WHAT YOU HAVE TO DO: Find all the lines with "Πληρωμής" and gather them.

THE DATA:
********************
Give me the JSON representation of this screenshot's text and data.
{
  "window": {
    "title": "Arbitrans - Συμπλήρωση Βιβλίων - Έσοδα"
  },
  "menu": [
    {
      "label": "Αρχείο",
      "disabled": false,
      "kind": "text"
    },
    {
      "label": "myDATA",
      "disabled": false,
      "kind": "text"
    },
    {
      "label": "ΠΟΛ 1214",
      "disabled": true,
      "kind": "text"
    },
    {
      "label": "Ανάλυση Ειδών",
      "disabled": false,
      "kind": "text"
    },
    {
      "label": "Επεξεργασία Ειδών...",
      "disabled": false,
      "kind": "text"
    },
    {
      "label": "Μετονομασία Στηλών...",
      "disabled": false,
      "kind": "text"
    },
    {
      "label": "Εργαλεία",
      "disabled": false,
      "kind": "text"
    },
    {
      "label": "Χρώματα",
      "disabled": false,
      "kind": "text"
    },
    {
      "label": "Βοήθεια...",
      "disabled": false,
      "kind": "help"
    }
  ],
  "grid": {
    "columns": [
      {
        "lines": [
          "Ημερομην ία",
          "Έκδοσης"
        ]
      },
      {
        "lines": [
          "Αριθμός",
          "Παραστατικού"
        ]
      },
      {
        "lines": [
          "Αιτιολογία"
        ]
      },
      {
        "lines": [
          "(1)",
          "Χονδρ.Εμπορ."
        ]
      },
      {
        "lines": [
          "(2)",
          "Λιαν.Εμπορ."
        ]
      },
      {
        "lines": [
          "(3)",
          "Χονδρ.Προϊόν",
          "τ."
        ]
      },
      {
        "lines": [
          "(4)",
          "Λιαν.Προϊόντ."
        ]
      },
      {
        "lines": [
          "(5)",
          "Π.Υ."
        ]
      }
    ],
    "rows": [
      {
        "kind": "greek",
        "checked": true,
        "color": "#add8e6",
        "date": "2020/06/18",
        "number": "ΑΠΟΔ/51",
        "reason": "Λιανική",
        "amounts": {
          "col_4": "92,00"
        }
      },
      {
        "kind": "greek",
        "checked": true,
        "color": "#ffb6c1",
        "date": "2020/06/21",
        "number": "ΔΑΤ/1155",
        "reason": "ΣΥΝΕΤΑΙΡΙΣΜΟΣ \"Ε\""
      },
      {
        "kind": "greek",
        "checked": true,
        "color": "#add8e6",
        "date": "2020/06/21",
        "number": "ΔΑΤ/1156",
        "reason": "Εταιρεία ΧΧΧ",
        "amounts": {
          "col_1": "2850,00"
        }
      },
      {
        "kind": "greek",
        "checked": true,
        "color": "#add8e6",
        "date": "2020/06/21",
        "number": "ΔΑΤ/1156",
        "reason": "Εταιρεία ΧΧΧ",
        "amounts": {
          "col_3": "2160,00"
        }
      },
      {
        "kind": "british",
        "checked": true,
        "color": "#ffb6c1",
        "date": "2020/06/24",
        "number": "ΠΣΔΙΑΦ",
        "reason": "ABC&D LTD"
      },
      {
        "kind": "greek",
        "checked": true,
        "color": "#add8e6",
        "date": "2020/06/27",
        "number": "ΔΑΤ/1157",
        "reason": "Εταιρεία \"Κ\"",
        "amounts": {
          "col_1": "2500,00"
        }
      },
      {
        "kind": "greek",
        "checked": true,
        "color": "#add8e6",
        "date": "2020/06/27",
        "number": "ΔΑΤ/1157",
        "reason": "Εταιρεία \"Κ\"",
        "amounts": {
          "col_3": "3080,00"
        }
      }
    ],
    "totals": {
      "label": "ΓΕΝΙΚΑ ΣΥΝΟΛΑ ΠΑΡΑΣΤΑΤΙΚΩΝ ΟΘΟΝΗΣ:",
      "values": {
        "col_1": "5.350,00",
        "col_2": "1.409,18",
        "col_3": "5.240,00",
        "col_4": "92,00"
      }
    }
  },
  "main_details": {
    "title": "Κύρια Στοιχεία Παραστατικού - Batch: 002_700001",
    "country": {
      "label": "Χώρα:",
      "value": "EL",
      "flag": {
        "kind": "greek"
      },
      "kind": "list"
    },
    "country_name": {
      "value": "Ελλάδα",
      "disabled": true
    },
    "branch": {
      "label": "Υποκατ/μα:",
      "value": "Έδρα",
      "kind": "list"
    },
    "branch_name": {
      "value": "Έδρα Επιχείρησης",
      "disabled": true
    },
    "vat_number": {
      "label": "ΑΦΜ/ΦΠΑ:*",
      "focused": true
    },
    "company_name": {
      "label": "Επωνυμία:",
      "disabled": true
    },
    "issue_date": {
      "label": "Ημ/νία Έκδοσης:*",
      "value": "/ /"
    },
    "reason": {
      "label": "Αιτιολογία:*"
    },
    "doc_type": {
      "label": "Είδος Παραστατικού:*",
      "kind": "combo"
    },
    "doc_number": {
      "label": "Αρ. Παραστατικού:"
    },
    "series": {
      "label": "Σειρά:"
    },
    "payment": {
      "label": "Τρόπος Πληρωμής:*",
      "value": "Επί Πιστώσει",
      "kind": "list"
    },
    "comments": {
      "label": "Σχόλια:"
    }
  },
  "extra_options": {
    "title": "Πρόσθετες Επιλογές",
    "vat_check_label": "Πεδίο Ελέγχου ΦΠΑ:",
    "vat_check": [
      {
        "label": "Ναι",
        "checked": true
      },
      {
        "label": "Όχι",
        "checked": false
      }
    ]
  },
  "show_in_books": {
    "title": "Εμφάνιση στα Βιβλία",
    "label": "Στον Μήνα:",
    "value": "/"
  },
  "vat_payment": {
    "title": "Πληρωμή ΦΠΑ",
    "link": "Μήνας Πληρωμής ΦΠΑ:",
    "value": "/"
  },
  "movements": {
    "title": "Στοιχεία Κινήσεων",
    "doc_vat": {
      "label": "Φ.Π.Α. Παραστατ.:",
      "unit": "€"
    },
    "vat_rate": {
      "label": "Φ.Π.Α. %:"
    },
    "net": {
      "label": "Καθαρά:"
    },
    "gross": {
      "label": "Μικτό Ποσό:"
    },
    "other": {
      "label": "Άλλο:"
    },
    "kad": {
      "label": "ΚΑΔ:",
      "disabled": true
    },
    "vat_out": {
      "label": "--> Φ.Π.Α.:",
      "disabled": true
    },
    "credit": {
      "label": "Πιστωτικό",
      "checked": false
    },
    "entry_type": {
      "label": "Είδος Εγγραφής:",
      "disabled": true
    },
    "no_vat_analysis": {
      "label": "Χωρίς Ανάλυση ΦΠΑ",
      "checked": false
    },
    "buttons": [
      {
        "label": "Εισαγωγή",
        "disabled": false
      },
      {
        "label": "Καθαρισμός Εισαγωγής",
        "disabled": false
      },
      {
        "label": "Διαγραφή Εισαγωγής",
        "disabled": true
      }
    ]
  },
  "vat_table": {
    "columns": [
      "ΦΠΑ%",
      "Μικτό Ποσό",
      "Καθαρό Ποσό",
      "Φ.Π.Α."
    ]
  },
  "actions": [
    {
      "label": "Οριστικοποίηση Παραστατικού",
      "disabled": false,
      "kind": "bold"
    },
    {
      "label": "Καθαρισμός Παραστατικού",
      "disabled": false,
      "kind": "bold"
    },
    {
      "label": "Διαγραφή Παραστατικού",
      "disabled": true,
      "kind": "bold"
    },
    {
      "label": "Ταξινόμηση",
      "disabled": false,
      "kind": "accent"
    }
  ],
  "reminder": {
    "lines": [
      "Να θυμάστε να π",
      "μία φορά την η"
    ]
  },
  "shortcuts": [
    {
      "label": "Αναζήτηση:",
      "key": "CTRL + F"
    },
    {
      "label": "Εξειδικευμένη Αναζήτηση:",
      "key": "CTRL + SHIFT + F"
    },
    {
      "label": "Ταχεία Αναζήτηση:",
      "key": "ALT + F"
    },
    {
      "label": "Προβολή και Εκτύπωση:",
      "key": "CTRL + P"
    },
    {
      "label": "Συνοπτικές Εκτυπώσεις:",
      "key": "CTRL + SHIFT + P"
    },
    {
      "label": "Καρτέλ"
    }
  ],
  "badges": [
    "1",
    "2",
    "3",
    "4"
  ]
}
********************
RESPONSE TO THE TASK:
      "label": "Τρόπος Πληρωμής:*",
    "link": "Μήνας Πληρωμής ΦΠΑ:",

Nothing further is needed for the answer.